━━━━━ GIVEN RECORDS

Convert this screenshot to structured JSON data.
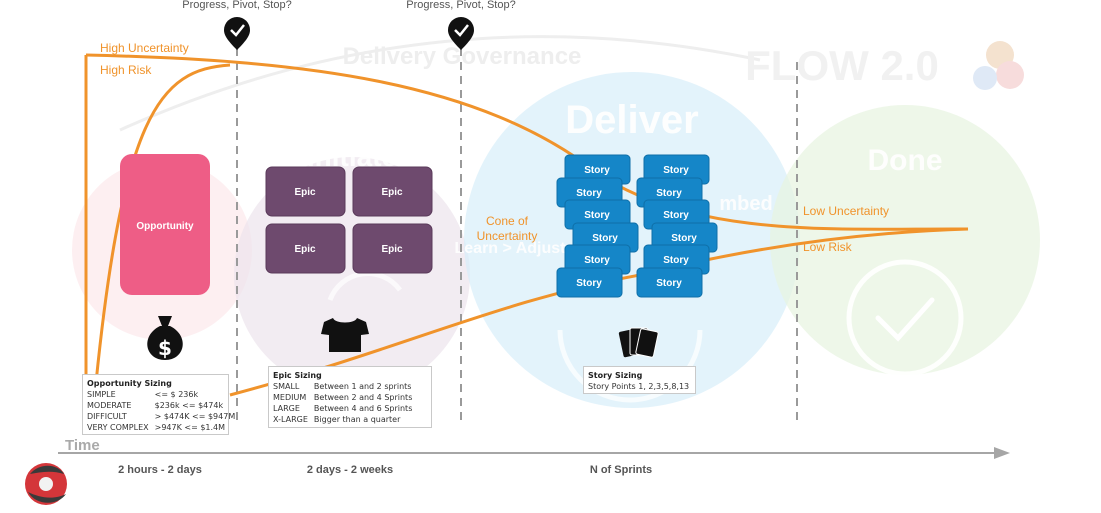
{
  "header": {
    "checkpoint_1": "Progress, Pivot, Stop?",
    "checkpoint_2": "Progress, Pivot, Stop?",
    "governance": "Delivery Governance",
    "brand": "FLOW 2.0"
  },
  "phases": {
    "initiate": "Initiate",
    "deliver": "Deliver",
    "done": "Done",
    "embed_fragment": "mbed",
    "learn_adjust": "Learn > Adjust"
  },
  "cone": {
    "high_uncertainty": "High Uncertainty",
    "high_risk": "High Risk",
    "low_uncertainty": "Low Uncertainty",
    "low_risk": "Low Risk",
    "cone_line1": "Cone of",
    "cone_line2": "Uncertainty"
  },
  "cards": {
    "opportunity": "Opportunity",
    "epic": "Epic",
    "story": "Story"
  },
  "opportunity_sizing": {
    "title": "Opportunity Sizing",
    "rows": [
      [
        "SIMPLE",
        "<= $ 236k"
      ],
      [
        "MODERATE",
        "$236k <= $474k"
      ],
      [
        "DIFFICULT",
        "> $474K <= $947M"
      ],
      [
        "VERY COMPLEX",
        ">947K <= $1.4M"
      ]
    ]
  },
  "epic_sizing": {
    "title": "Epic Sizing",
    "rows": [
      [
        "SMALL",
        "Between 1 and 2 sprints"
      ],
      [
        "MEDIUM",
        "Between 2 and 4 Sprints"
      ],
      [
        "LARGE",
        "Between 4 and 6 Sprints"
      ],
      [
        "X-LARGE",
        "Bigger than a quarter"
      ]
    ]
  },
  "story_sizing": {
    "title": "Story Sizing",
    "line": "Story Points 1, 2,3,5,8,13"
  },
  "timeline": {
    "label": "Time",
    "segment_1": "2 hours - 2 days",
    "segment_2": "2 days - 2 weeks",
    "segment_3": "N of Sprints"
  },
  "icons": {
    "checkpoint": "map-pin-check-icon",
    "money": "money-bag-icon",
    "tshirt": "tshirt-icon",
    "cards": "card-deck-icon",
    "logo": "flow-logo-icon"
  },
  "colors": {
    "orange": "#F0932B",
    "opportunity": "#EE5D86",
    "epic": "#6E4A6E",
    "story": "#1586C8",
    "deliver_circle": "#D7EEF9",
    "done_circle": "#E7F4DF",
    "initiate_circle": "#ECE4EC",
    "opportunity_circle": "#FBE1E6"
  }
}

━━━━━━━━━━

SET EXERCISE
Where a line in the material above holds "days", copy that line.

TASK OUTPUT
    "segment_1": "2 hours - 2 days",
    "segment_2": "2 days - 2 weeks",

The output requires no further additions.